Short exercise: Write out the records below word for word, please.

Record extracts:
★ ★ ★ ★ ★

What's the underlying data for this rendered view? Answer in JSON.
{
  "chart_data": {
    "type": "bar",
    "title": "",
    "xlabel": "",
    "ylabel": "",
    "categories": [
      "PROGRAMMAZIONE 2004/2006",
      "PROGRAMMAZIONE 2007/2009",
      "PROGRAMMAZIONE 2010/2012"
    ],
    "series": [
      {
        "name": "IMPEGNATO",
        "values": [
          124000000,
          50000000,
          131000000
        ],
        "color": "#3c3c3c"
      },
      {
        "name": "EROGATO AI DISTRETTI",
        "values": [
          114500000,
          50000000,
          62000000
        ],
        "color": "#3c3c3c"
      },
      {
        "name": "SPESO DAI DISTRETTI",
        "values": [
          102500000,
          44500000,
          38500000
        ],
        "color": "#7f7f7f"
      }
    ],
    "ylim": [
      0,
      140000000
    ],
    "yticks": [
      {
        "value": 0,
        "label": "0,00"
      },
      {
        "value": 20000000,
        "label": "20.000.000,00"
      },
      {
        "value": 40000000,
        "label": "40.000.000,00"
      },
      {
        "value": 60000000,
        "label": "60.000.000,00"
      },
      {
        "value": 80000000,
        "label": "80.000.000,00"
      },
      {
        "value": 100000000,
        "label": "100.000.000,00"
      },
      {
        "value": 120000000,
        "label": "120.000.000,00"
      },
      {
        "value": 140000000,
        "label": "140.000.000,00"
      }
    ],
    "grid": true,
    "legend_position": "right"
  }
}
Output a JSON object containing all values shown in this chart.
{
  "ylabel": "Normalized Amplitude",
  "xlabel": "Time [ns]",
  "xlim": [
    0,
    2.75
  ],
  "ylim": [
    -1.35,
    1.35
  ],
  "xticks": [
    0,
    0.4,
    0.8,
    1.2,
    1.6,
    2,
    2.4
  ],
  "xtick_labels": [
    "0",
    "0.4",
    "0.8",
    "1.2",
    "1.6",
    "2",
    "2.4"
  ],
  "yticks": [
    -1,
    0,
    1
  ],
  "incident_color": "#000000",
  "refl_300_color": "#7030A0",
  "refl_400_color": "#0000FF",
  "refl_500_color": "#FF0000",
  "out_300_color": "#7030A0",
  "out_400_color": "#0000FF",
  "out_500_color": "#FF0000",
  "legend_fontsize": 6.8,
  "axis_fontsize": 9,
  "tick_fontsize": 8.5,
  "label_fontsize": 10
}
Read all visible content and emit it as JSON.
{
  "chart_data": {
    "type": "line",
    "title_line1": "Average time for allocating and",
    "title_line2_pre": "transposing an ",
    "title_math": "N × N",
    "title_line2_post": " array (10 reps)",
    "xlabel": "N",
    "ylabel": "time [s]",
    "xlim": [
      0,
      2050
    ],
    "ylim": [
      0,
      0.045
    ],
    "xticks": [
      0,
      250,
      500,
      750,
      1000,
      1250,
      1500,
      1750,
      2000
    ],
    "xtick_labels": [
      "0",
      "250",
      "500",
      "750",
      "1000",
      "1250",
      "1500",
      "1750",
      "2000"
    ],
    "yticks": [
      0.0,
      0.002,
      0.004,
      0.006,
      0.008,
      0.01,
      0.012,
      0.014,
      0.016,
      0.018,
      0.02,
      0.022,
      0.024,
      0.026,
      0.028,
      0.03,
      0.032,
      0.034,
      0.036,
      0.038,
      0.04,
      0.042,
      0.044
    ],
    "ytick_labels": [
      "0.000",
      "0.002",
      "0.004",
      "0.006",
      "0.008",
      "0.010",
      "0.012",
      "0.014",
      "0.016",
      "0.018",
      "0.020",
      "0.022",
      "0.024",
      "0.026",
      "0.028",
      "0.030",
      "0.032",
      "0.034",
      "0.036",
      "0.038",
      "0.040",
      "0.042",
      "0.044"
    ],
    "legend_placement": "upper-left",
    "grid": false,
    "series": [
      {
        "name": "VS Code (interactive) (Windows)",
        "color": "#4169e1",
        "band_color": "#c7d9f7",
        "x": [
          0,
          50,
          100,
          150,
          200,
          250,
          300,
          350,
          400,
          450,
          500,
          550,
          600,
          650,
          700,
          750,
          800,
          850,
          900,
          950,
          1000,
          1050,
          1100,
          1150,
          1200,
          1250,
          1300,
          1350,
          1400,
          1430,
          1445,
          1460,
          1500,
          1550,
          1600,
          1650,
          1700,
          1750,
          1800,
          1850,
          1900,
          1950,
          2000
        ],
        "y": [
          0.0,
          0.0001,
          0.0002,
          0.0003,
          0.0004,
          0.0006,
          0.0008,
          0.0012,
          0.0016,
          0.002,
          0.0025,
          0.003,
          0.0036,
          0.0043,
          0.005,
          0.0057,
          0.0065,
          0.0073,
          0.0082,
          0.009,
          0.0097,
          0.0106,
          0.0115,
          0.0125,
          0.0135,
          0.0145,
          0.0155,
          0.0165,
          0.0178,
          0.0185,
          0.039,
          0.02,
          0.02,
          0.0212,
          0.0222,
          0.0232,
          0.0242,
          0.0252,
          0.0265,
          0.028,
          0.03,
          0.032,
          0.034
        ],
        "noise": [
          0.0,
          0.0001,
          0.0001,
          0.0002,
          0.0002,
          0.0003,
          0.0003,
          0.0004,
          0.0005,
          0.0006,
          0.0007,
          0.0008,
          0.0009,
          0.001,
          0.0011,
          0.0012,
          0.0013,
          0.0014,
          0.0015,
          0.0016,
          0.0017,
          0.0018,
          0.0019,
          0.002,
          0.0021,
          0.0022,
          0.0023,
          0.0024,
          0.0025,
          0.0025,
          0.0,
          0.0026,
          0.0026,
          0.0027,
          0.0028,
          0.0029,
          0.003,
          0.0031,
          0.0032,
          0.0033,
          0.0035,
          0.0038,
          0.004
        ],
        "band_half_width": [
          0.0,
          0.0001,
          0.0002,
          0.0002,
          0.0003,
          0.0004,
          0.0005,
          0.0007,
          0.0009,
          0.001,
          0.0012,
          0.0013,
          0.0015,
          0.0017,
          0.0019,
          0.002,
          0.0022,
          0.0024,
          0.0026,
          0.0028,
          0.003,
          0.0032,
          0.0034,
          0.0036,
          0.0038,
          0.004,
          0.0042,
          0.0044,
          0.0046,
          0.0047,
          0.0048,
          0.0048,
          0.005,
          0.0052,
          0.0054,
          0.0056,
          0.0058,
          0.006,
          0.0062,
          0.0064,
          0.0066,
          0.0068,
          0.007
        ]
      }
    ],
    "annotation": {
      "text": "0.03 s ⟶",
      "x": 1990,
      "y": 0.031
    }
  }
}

★ ★ ★ ★ ★

Result for this exercise:
What's the underlying data for this rendered view? Answer in JSON.
{
  "chart_data": {
    "type": "bar",
    "title": "",
    "xlabel": "",
    "ylabel": "",
    "categories": [
      "PROGRAMMAZIONE 2004/2006",
      "PROGRAMMAZIONE 2007/2009",
      "PROGRAMMAZIONE 2010/2012"
    ],
    "series": [
      {
        "name": "IMPEGNATO",
        "values": [
          124000000,
          50000000,
          131000000
        ],
        "color": "#3c3c3c"
      },
      {
        "name": "EROGATO AI DISTRETTI",
        "values": [
          114500000,
          50000000,
          62000000
        ],
        "color": "#3c3c3c"
      },
      {
        "name": "SPESO DAI DISTRETTI",
        "values": [
          102500000,
          44500000,
          38500000
        ],
        "color": "#7f7f7f"
      }
    ],
    "ylim": [
      0,
      140000000
    ],
    "yticks": [
      {
        "value": 0,
        "label": "0,00"
      },
      {
        "value": 20000000,
        "label": "20.000.000,00"
      },
      {
        "value": 40000000,
        "label": "40.000.000,00"
      },
      {
        "value": 60000000,
        "label": "60.000.000,00"
      },
      {
        "value": 80000000,
        "label": "80.000.000,00"
      },
      {
        "value": 100000000,
        "label": "100.000.000,00"
      },
      {
        "value": 120000000,
        "label": "120.000.000,00"
      },
      {
        "value": 140000000,
        "label": "140.000.000,00"
      }
    ],
    "grid": true,
    "legend_position": "right"
  }
}
Output a JSON object containing all values shown in this chart.
{
  "ylabel": "Normalized Amplitude",
  "xlabel": "Time [ns]",
  "xlim": [
    0,
    2.75
  ],
  "ylim": [
    -1.35,
    1.35
  ],
  "xticks": [
    0,
    0.4,
    0.8,
    1.2,
    1.6,
    2,
    2.4
  ],
  "xtick_labels": [
    "0",
    "0.4",
    "0.8",
    "1.2",
    "1.6",
    "2",
    "2.4"
  ],
  "yticks": [
    -1,
    0,
    1
  ],
  "incident_color": "#000000",
  "refl_300_color": "#7030A0",
  "refl_400_color": "#0000FF",
  "refl_500_color": "#FF0000",
  "out_300_color": "#7030A0",
  "out_400_color": "#0000FF",
  "out_500_color": "#FF0000",
  "legend_fontsize": 6.8,
  "axis_fontsize": 9,
  "tick_fontsize": 8.5,
  "label_fontsize": 10
}
Read all visible content and emit it as JSON.
{
  "chart_data": {
    "type": "line",
    "title_line1": "Average time for allocating and",
    "title_line2_pre": "transposing an ",
    "title_math": "N × N",
    "title_line2_post": " array (10 reps)",
    "xlabel": "N",
    "ylabel": "time [s]",
    "xlim": [
      0,
      2050
    ],
    "ylim": [
      0,
      0.045
    ],
    "xticks": [
      0,
      250,
      500,
      750,
      1000,
      1250,
      1500,
      1750,
      2000
    ],
    "xtick_labels": [
      "0",
      "250",
      "500",
      "750",
      "1000",
      "1250",
      "1500",
      "1750",
      "2000"
    ],
    "yticks": [
      0.0,
      0.002,
      0.004,
      0.006,
      0.008,
      0.01,
      0.012,
      0.014,
      0.016,
      0.018,
      0.02,
      0.022,
      0.024,
      0.026,
      0.028,
      0.03,
      0.032,
      0.034,
      0.036,
      0.038,
      0.04,
      0.042,
      0.044
    ],
    "ytick_labels": [
      "0.000",
      "0.002",
      "0.004",
      "0.006",
      "0.008",
      "0.010",
      "0.012",
      "0.014",
      "0.016",
      "0.018",
      "0.020",
      "0.022",
      "0.024",
      "0.026",
      "0.028",
      "0.030",
      "0.032",
      "0.034",
      "0.036",
      "0.038",
      "0.040",
      "0.042",
      "0.044"
    ],
    "legend_placement": "upper-left",
    "grid": false,
    "series": [
      {
        "name": "VS Code (interactive) (Windows)",
        "color": "#4169e1",
        "band_color": "#c7d9f7",
        "x": [
          0,
          50,
          100,
          150,
          200,
          250,
          300,
          350,
          400,
          450,
          500,
          550,
          600,
          650,
          700,
          750,
          800,
          850,
          900,
          950,
          1000,
          1050,
          1100,
          1150,
          1200,
          1250,
          1300,
          1350,
          1400,
          1430,
          1445,
          1460,
          1500,
          1550,
          1600,
          1650,
          1700,
          1750,
          1800,
          1850,
          1900,
          1950,
          2000
        ],
        "y": [
          0.0,
          0.0001,
          0.0002,
          0.0003,
          0.0004,
          0.0006,
          0.0008,
          0.0012,
          0.0016,
          0.002,
          0.0025,
          0.003,
          0.0036,
          0.0043,
          0.005,
          0.0057,
          0.0065,
          0.0073,
          0.0082,
          0.009,
          0.0097,
          0.0106,
          0.0115,
          0.0125,
          0.0135,
          0.0145,
          0.0155,
          0.0165,
          0.0178,
          0.0185,
          0.039,
          0.02,
          0.02,
          0.0212,
          0.0222,
          0.0232,
          0.0242,
          0.0252,
          0.0265,
          0.028,
          0.03,
          0.032,
          0.034
        ],
        "noise": [
          0.0,
          0.0001,
          0.0001,
          0.0002,
          0.0002,
          0.0003,
          0.0003,
          0.0004,
          0.0005,
          0.0006,
          0.0007,
          0.0008,
          0.0009,
          0.001,
          0.0011,
          0.0012,
          0.0013,
          0.0014,
          0.0015,
          0.0016,
          0.0017,
          0.0018,
          0.0019,
          0.002,
          0.0021,
          0.0022,
          0.0023,
          0.0024,
          0.0025,
          0.0025,
          0.0,
          0.0026,
          0.0026,
          0.0027,
          0.0028,
          0.0029,
          0.003,
          0.0031,
          0.0032,
          0.0033,
          0.0035,
          0.0038,
          0.004
        ],
        "band_half_width": [
          0.0,
          0.0001,
          0.0002,
          0.0002,
          0.0003,
          0.0004,
          0.0005,
          0.0007,
          0.0009,
          0.001,
          0.0012,
          0.0013,
          0.0015,
          0.0017,
          0.0019,
          0.002,
          0.0022,
          0.0024,
          0.0026,
          0.0028,
          0.003,
          0.0032,
          0.0034,
          0.0036,
          0.0038,
          0.004,
          0.0042,
          0.0044,
          0.0046,
          0.0047,
          0.0048,
          0.0048,
          0.005,
          0.0052,
          0.0054,
          0.0056,
          0.0058,
          0.006,
          0.0062,
          0.0064,
          0.0066,
          0.0068,
          0.007
        ]
      }
    ],
    "annotation": {
      "text": "0.03 s ⟶",
      "x": 1990,
      "y": 0.031
    }
  }
}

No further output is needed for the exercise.